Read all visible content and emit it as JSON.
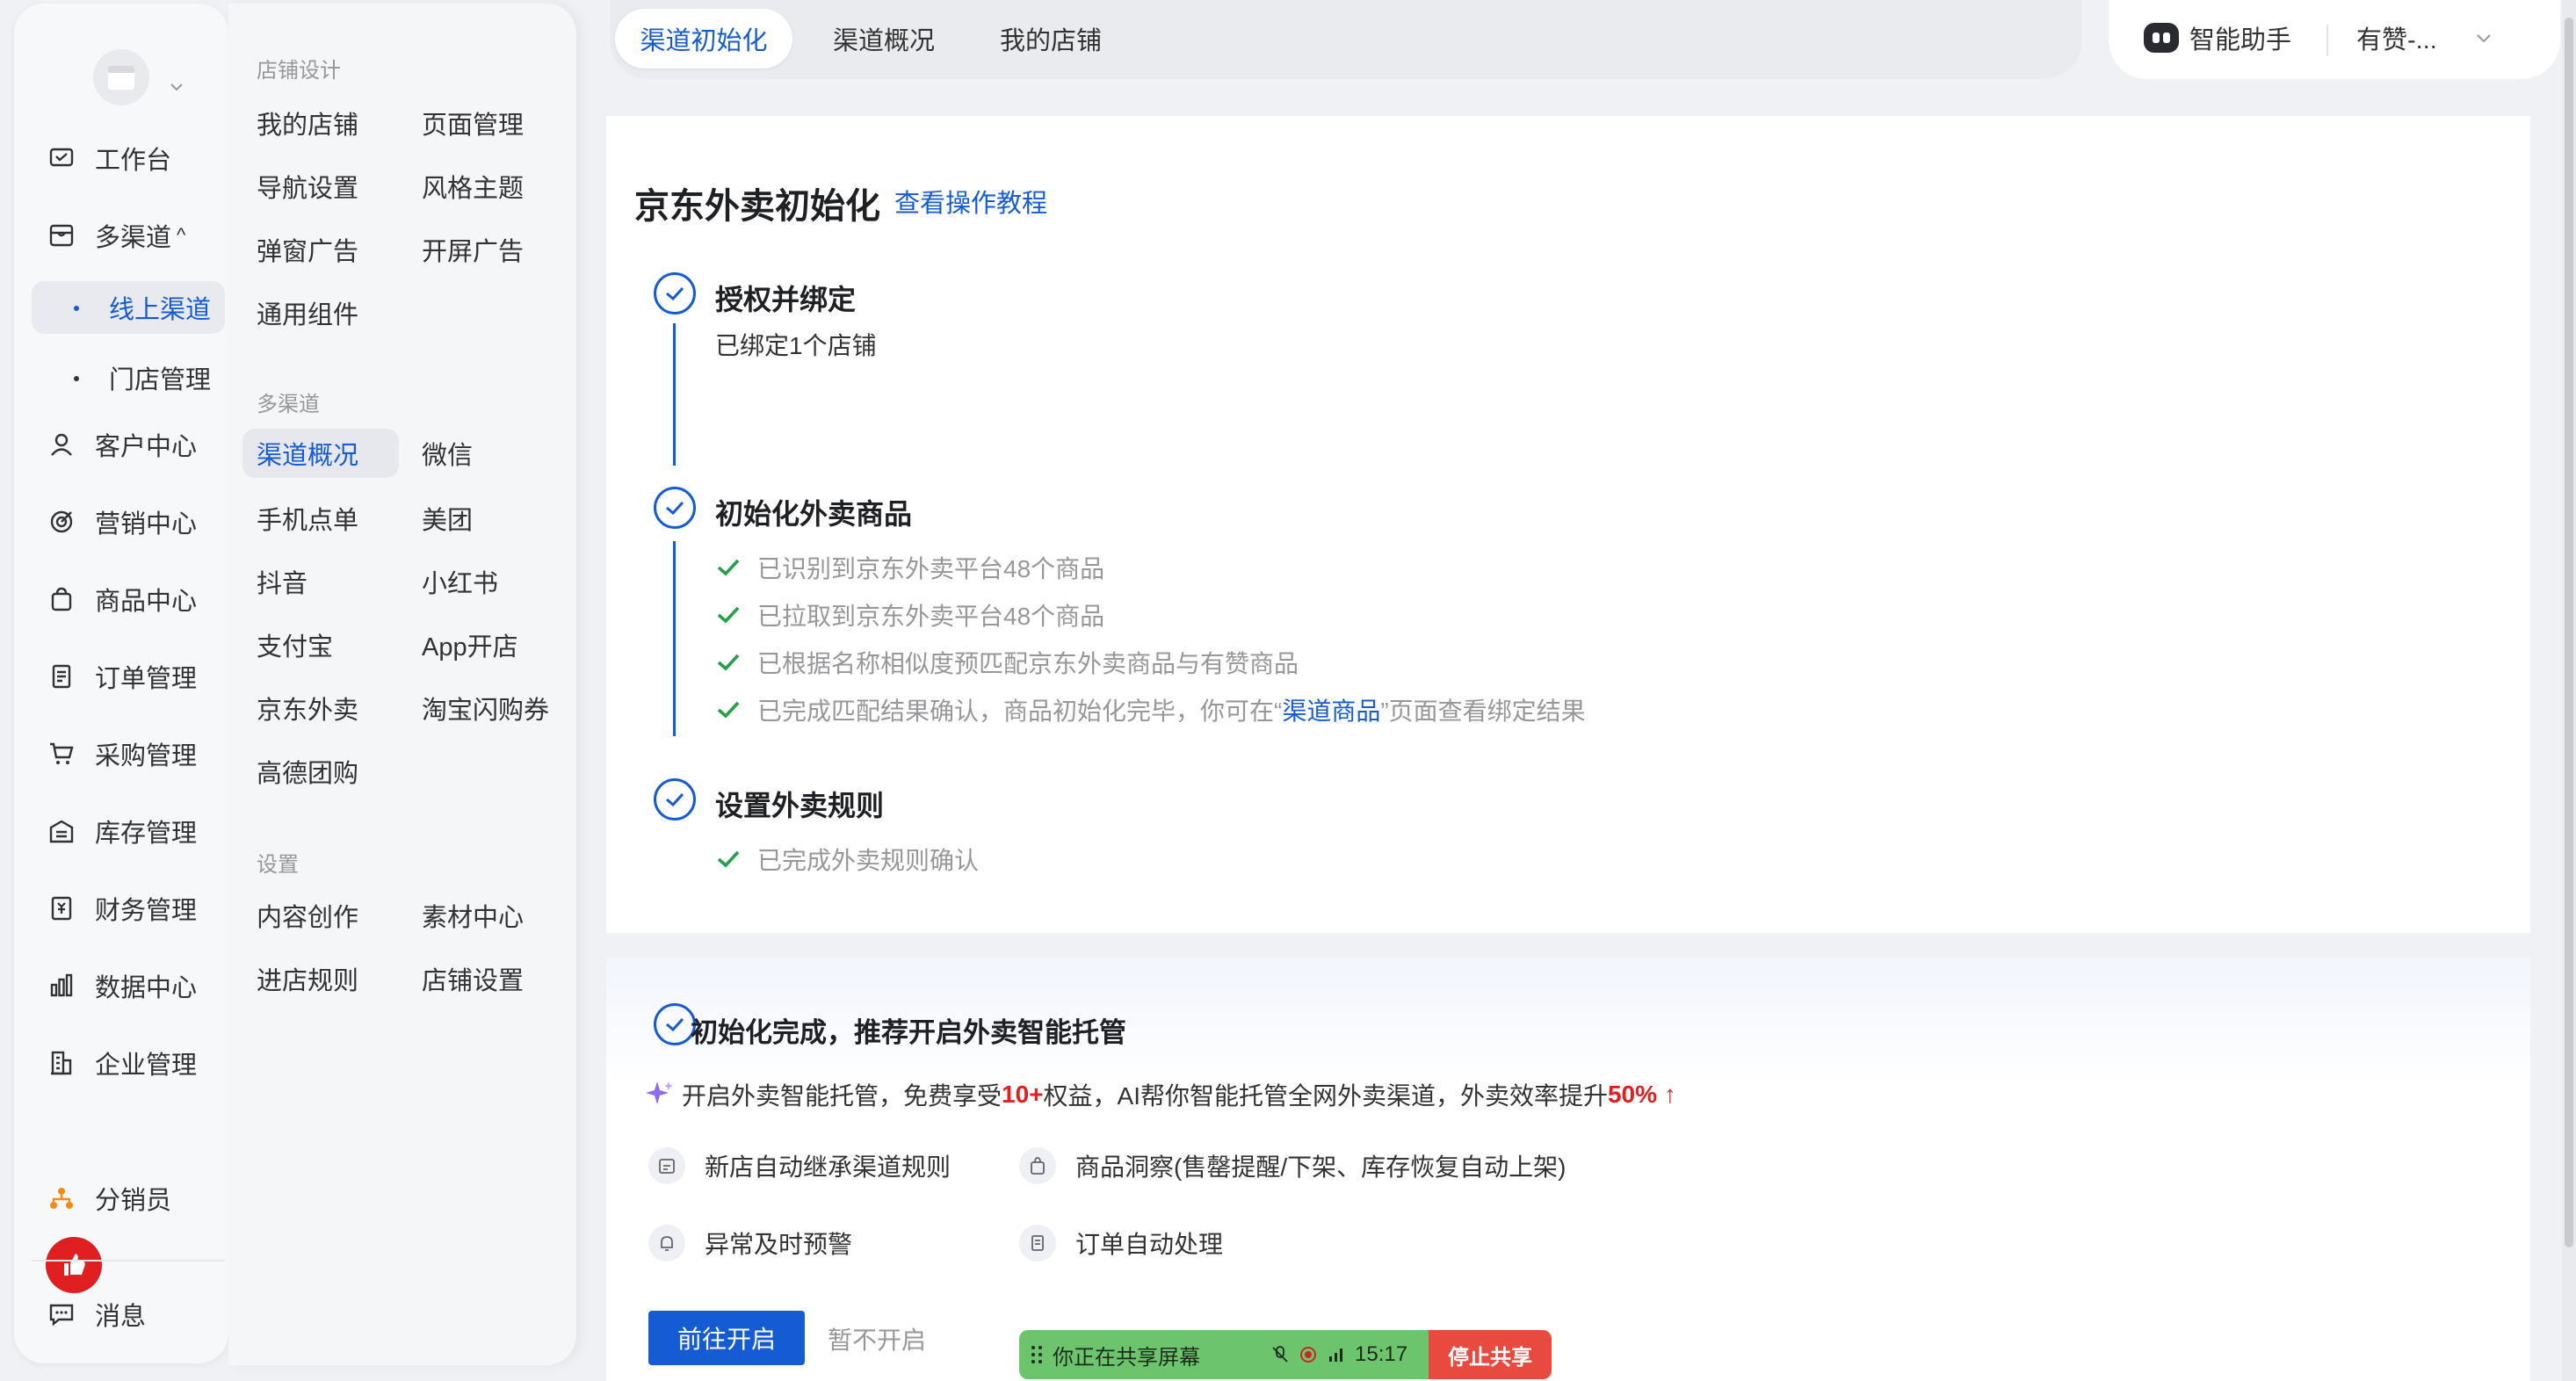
{
  "sidebar": {
    "items": [
      {
        "label": "工作台",
        "icon": "workbench-icon"
      },
      {
        "label": "多渠道",
        "icon": "multichannel-icon"
      },
      {
        "label": "线上渠道"
      },
      {
        "label": "门店管理"
      },
      {
        "label": "客户中心",
        "icon": "user-icon"
      },
      {
        "label": "营销中心",
        "icon": "target-icon"
      },
      {
        "label": "商品中心",
        "icon": "bag-icon"
      },
      {
        "label": "订单管理",
        "icon": "order-icon"
      },
      {
        "label": "采购管理",
        "icon": "cart-icon"
      },
      {
        "label": "库存管理",
        "icon": "warehouse-icon"
      },
      {
        "label": "财务管理",
        "icon": "finance-icon"
      },
      {
        "label": "数据中心",
        "icon": "chart-icon"
      },
      {
        "label": "企业管理",
        "icon": "building-icon"
      },
      {
        "label": "分销员",
        "icon": "distributor-icon"
      },
      {
        "label": "消息",
        "icon": "message-icon"
      }
    ],
    "expanded_caret": "^"
  },
  "submenu": {
    "groups": [
      {
        "title": "店铺设计",
        "links": [
          "我的店铺",
          "页面管理",
          "导航设置",
          "风格主题",
          "弹窗广告",
          "开屏广告",
          "通用组件"
        ]
      },
      {
        "title": "多渠道",
        "links": [
          "渠道概况",
          "微信",
          "手机点单",
          "美团",
          "抖音",
          "小红书",
          "支付宝",
          "App开店",
          "京东外卖",
          "淘宝闪购券",
          "高德团购"
        ]
      },
      {
        "title": "设置",
        "links": [
          "内容创作",
          "素材中心",
          "进店规则",
          "店铺设置"
        ]
      }
    ]
  },
  "tabs": [
    "渠道初始化",
    "渠道概况",
    "我的店铺"
  ],
  "topbar": {
    "assistant_label": "智能助手",
    "account_label": "有赞-..."
  },
  "main": {
    "title": "京东外卖初始化",
    "tutorial_link": "查看操作教程",
    "steps": [
      {
        "title": "授权并绑定",
        "desc": "已绑定1个店铺"
      },
      {
        "title": "初始化外卖商品",
        "checks": [
          "已识别到京东外卖平台48个商品",
          "已拉取到京东外卖平台48个商品",
          "已根据名称相似度预匹配京东外卖商品与有赞商品"
        ],
        "last_check": {
          "prefix": "已完成匹配结果确认，商品初始化完毕，你可在“",
          "link": "渠道商品",
          "suffix": "”页面查看绑定结果"
        }
      },
      {
        "title": "设置外卖规则",
        "checks": [
          "已完成外卖规则确认"
        ]
      }
    ]
  },
  "recommend": {
    "title": "初始化完成，推荐开启外卖智能托管",
    "promo_prefix": "开启外卖智能托管，免费享受",
    "promo_highlight1": "10+",
    "promo_mid": "权益，AI帮你智能托管全网外卖渠道，外卖效率提升",
    "promo_highlight2": "50% ↑",
    "features": [
      "新店自动继承渠道规则",
      "商品洞察(售罄提醒/下架、库存恢复自动上架)",
      "异常及时预警",
      "订单自动处理"
    ],
    "primary_button": "前往开启",
    "secondary_button": "暂不开启"
  },
  "share_bar": {
    "text": "你正在共享屏幕",
    "time": "15:17",
    "stop": "停止共享"
  },
  "colors": {
    "accent": "#155bd4",
    "check": "#24a148",
    "highlight": "#e02020"
  }
}
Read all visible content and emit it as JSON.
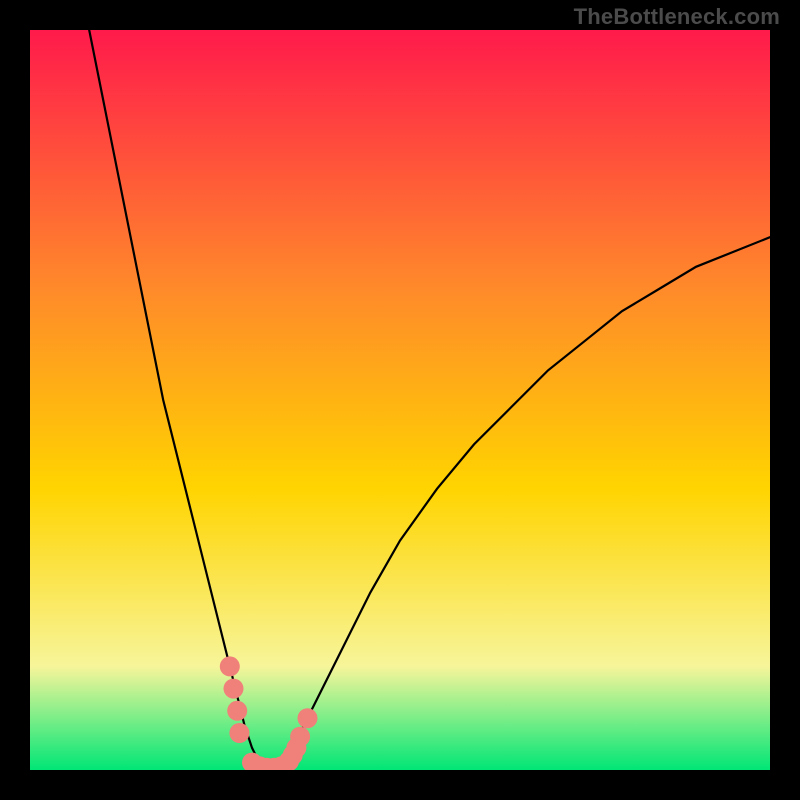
-*-
§ **Task description**
Repeat the material above in full and exactly, apart from the pictures.

§ **The output**
Read all visible content and emit it as JSON.
{
  "sidebar": {
    "items": [
      {
        "label": "工作台",
        "icon": "workbench-icon"
      },
      {
        "label": "多渠道",
        "icon": "multichannel-icon"
      },
      {
        "label": "线上渠道"
      },
      {
        "label": "门店管理"
      },
      {
        "label": "客户中心",
        "icon": "user-icon"
      },
      {
        "label": "营销中心",
        "icon": "target-icon"
      },
      {
        "label": "商品中心",
        "icon": "bag-icon"
      },
      {
        "label": "订单管理",
        "icon": "order-icon"
      },
      {
        "label": "采购管理",
        "icon": "cart-icon"
      },
      {
        "label": "库存管理",
        "icon": "warehouse-icon"
      },
      {
        "label": "财务管理",
        "icon": "finance-icon"
      },
      {
        "label": "数据中心",
        "icon": "chart-icon"
      },
      {
        "label": "企业管理",
        "icon": "building-icon"
      },
      {
        "label": "分销员",
        "icon": "distributor-icon"
      },
      {
        "label": "消息",
        "icon": "message-icon"
      }
    ],
    "expanded_caret": "^"
  },
  "submenu": {
    "groups": [
      {
        "title": "店铺设计",
        "links": [
          "我的店铺",
          "页面管理",
          "导航设置",
          "风格主题",
          "弹窗广告",
          "开屏广告",
          "通用组件"
        ]
      },
      {
        "title": "多渠道",
        "links": [
          "渠道概况",
          "微信",
          "手机点单",
          "美团",
          "抖音",
          "小红书",
          "支付宝",
          "App开店",
          "京东外卖",
          "淘宝闪购券",
          "高德团购"
        ]
      },
      {
        "title": "设置",
        "links": [
          "内容创作",
          "素材中心",
          "进店规则",
          "店铺设置"
        ]
      }
    ]
  },
  "tabs": [
    "渠道初始化",
    "渠道概况",
    "我的店铺"
  ],
  "topbar": {
    "assistant_label": "智能助手",
    "account_label": "有赞-..."
  },
  "main": {
    "title": "京东外卖初始化",
    "tutorial_link": "查看操作教程",
    "steps": [
      {
        "title": "授权并绑定",
        "desc": "已绑定1个店铺"
      },
      {
        "title": "初始化外卖商品",
        "checks": [
          "已识别到京东外卖平台48个商品",
          "已拉取到京东外卖平台48个商品",
          "已根据名称相似度预匹配京东外卖商品与有赞商品"
        ],
        "last_check": {
          "prefix": "已完成匹配结果确认，商品初始化完毕，你可在“",
          "link": "渠道商品",
          "suffix": "”页面查看绑定结果"
        }
      },
      {
        "title": "设置外卖规则",
        "checks": [
          "已完成外卖规则确认"
        ]
      }
    ]
  },
  "recommend": {
    "title": "初始化完成，推荐开启外卖智能托管",
    "promo_prefix": "开启外卖智能托管，免费享受",
    "promo_highlight1": "10+",
    "promo_mid": "权益，AI帮你智能托管全网外卖渠道，外卖效率提升",
    "promo_highlight2": "50% ↑",
    "features": [
      "新店自动继承渠道规则",
      "商品洞察(售罄提醒/下架、库存恢复自动上架)",
      "异常及时预警",
      "订单自动处理"
    ],
    "primary_button": "前往开启",
    "secondary_button": "暂不开启"
  },
  "share_bar": {
    "text": "你正在共享屏幕",
    "time": "15:17",
    "stop": "停止共享"
  },
  "colors": {
    "accent": "#155bd4",
    "check": "#24a148",
    "highlight": "#e02020"
  }
}
Read all visible content and emit it as JSON.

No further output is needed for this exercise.